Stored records

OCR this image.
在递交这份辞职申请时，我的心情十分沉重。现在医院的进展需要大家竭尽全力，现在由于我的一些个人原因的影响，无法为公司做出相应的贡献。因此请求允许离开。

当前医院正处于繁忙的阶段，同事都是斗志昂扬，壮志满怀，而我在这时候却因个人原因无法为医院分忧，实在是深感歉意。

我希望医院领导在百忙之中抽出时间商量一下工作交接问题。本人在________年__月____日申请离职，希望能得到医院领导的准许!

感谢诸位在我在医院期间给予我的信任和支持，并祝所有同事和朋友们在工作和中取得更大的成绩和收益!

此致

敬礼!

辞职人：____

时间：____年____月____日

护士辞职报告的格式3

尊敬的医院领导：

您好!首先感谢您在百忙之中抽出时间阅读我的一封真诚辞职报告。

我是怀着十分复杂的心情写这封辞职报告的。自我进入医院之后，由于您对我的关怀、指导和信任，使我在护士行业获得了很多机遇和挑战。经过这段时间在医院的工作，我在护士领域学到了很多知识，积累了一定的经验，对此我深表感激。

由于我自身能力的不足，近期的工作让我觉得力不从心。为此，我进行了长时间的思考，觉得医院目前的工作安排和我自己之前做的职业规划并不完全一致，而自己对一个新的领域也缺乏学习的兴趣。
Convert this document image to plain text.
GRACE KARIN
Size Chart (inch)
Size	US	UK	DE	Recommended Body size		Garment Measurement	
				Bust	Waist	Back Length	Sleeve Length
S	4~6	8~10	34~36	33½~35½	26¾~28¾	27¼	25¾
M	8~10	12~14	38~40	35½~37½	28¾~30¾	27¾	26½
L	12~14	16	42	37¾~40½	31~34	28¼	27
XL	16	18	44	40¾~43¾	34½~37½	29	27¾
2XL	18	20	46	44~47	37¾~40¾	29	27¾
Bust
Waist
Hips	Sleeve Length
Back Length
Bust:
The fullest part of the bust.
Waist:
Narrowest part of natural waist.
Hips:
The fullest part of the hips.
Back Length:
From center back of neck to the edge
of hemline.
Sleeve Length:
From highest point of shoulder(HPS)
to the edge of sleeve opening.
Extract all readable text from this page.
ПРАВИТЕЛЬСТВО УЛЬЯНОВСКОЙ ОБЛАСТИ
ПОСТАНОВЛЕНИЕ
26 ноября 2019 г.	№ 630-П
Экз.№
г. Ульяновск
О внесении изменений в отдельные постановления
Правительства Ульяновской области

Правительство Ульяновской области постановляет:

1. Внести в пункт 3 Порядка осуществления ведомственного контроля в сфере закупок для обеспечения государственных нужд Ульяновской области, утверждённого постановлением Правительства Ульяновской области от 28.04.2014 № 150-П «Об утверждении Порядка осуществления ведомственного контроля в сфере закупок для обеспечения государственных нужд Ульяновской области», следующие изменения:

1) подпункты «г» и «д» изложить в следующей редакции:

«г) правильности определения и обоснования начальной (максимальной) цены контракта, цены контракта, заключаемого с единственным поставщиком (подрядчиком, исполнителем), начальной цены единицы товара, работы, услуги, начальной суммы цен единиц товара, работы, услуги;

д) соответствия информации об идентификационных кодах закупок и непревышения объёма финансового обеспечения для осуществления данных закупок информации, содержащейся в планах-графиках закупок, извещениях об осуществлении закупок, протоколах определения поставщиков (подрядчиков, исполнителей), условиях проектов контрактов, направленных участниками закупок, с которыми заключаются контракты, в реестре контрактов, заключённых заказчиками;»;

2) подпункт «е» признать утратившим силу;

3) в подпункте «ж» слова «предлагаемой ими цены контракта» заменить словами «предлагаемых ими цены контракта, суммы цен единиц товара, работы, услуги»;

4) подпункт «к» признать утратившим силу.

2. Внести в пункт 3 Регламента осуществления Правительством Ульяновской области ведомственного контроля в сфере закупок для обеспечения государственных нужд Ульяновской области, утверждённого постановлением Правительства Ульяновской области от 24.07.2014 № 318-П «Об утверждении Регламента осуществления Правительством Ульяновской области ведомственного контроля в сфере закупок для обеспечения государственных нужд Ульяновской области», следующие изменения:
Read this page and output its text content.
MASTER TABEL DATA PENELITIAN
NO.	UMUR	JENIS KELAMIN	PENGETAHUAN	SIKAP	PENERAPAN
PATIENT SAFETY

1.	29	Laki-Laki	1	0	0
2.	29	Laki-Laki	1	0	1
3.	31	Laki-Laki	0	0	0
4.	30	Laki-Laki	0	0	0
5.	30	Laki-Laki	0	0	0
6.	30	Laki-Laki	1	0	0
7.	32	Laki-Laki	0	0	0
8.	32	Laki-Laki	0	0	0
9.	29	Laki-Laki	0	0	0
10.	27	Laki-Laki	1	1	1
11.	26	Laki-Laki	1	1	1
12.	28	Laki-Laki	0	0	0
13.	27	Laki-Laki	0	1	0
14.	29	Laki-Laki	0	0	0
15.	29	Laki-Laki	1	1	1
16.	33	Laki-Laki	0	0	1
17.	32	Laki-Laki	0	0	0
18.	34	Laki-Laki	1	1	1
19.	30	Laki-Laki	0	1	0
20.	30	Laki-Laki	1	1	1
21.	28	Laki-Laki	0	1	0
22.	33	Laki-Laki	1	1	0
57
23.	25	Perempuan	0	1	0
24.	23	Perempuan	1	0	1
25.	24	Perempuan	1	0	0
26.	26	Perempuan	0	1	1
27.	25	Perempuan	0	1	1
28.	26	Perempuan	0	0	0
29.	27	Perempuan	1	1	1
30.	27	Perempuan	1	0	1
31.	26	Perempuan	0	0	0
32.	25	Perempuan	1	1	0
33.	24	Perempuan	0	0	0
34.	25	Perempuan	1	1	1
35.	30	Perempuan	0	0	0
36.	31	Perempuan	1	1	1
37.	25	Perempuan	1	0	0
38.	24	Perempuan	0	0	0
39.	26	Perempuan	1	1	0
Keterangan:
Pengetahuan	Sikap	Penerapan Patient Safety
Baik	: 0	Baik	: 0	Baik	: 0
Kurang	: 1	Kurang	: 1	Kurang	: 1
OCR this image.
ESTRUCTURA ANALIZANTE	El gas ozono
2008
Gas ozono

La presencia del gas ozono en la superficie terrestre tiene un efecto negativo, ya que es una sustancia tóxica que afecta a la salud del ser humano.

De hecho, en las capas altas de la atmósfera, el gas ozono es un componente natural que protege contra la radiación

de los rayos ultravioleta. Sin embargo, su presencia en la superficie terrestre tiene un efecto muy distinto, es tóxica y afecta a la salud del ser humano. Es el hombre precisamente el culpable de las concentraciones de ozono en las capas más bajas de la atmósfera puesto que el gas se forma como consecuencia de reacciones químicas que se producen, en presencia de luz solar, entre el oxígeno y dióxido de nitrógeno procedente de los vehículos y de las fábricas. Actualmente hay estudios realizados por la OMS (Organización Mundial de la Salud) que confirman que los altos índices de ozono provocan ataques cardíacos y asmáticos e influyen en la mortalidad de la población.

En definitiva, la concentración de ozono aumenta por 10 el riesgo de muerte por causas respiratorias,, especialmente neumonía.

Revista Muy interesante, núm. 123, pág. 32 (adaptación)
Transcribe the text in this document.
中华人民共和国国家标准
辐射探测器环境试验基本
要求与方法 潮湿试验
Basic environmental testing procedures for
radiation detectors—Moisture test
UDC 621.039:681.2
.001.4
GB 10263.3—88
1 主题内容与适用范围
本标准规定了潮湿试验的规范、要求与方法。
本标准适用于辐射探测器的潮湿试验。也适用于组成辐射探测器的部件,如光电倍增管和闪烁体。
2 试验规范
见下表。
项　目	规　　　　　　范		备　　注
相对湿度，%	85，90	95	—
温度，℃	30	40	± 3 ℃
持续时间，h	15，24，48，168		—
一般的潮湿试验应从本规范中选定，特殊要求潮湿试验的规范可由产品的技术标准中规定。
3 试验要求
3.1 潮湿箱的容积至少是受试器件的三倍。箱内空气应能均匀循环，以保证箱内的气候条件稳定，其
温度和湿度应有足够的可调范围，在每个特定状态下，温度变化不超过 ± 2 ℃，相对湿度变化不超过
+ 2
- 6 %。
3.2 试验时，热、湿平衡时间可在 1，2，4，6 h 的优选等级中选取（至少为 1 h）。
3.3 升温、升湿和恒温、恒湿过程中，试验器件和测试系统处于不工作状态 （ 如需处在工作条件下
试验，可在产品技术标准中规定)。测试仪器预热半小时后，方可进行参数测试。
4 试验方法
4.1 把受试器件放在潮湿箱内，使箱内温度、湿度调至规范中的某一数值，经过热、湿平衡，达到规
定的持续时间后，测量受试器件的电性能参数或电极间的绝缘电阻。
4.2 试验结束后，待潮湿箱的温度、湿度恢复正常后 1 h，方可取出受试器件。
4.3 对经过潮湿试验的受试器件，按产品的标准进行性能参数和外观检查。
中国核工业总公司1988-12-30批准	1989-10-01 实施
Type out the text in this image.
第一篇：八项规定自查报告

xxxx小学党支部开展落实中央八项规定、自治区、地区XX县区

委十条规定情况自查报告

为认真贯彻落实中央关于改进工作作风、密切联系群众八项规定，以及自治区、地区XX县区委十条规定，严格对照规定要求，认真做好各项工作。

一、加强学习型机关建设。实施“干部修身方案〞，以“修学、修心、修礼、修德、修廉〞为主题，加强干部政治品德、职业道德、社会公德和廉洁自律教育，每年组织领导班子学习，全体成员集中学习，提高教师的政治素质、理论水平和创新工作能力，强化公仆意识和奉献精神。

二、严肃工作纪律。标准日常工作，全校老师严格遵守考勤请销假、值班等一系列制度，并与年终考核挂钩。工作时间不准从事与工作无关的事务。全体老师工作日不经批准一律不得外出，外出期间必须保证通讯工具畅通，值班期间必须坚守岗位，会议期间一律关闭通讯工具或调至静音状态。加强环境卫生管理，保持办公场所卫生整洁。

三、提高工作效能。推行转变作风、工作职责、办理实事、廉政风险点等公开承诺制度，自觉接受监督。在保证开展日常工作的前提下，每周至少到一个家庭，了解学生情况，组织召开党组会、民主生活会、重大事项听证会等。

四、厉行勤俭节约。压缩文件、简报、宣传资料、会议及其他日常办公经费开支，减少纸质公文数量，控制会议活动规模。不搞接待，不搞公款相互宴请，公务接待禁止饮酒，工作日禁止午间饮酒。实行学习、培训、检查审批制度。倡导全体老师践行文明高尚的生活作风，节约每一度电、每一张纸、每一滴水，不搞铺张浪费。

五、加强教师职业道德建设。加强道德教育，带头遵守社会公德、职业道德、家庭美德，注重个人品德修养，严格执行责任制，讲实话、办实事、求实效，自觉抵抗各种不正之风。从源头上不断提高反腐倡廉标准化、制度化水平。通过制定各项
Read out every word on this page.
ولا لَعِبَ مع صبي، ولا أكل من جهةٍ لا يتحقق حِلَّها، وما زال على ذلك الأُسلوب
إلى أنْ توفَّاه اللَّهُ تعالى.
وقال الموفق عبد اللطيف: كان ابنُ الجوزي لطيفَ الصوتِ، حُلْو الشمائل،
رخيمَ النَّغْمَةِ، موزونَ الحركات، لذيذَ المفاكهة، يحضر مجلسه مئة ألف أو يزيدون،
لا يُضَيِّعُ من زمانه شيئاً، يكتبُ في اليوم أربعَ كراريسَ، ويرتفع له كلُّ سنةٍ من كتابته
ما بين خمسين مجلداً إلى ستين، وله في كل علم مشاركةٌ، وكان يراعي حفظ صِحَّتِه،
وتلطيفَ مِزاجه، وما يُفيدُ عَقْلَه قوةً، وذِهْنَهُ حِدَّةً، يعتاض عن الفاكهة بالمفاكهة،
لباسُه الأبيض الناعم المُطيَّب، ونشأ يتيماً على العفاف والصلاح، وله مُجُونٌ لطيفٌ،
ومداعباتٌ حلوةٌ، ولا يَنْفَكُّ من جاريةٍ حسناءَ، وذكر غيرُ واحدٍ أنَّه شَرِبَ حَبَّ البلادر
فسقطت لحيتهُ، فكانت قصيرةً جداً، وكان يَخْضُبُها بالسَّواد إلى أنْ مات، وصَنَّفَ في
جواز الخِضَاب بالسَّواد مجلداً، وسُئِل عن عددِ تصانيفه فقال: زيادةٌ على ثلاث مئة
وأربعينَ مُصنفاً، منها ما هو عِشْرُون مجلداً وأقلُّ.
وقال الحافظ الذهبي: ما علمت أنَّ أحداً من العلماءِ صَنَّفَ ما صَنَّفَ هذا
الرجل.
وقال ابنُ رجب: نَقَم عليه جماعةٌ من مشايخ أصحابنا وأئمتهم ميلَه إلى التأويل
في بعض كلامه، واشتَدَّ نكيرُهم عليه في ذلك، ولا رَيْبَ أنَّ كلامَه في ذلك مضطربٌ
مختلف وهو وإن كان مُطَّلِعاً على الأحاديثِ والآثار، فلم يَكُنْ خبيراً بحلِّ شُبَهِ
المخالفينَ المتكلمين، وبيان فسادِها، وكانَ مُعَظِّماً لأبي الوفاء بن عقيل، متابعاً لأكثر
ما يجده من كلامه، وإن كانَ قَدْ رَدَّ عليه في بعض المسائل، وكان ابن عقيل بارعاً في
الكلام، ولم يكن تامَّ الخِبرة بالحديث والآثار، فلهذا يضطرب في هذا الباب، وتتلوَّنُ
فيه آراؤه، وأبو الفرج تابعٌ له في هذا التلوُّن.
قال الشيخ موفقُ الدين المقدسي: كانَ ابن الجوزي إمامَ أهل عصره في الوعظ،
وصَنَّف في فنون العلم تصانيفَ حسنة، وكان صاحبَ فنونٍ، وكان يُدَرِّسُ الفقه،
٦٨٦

**Task brief**
Pick every line with "fullest" in it and copy it.

**Answer to this task**
The fullest part of the bust.
The fullest part of the hips.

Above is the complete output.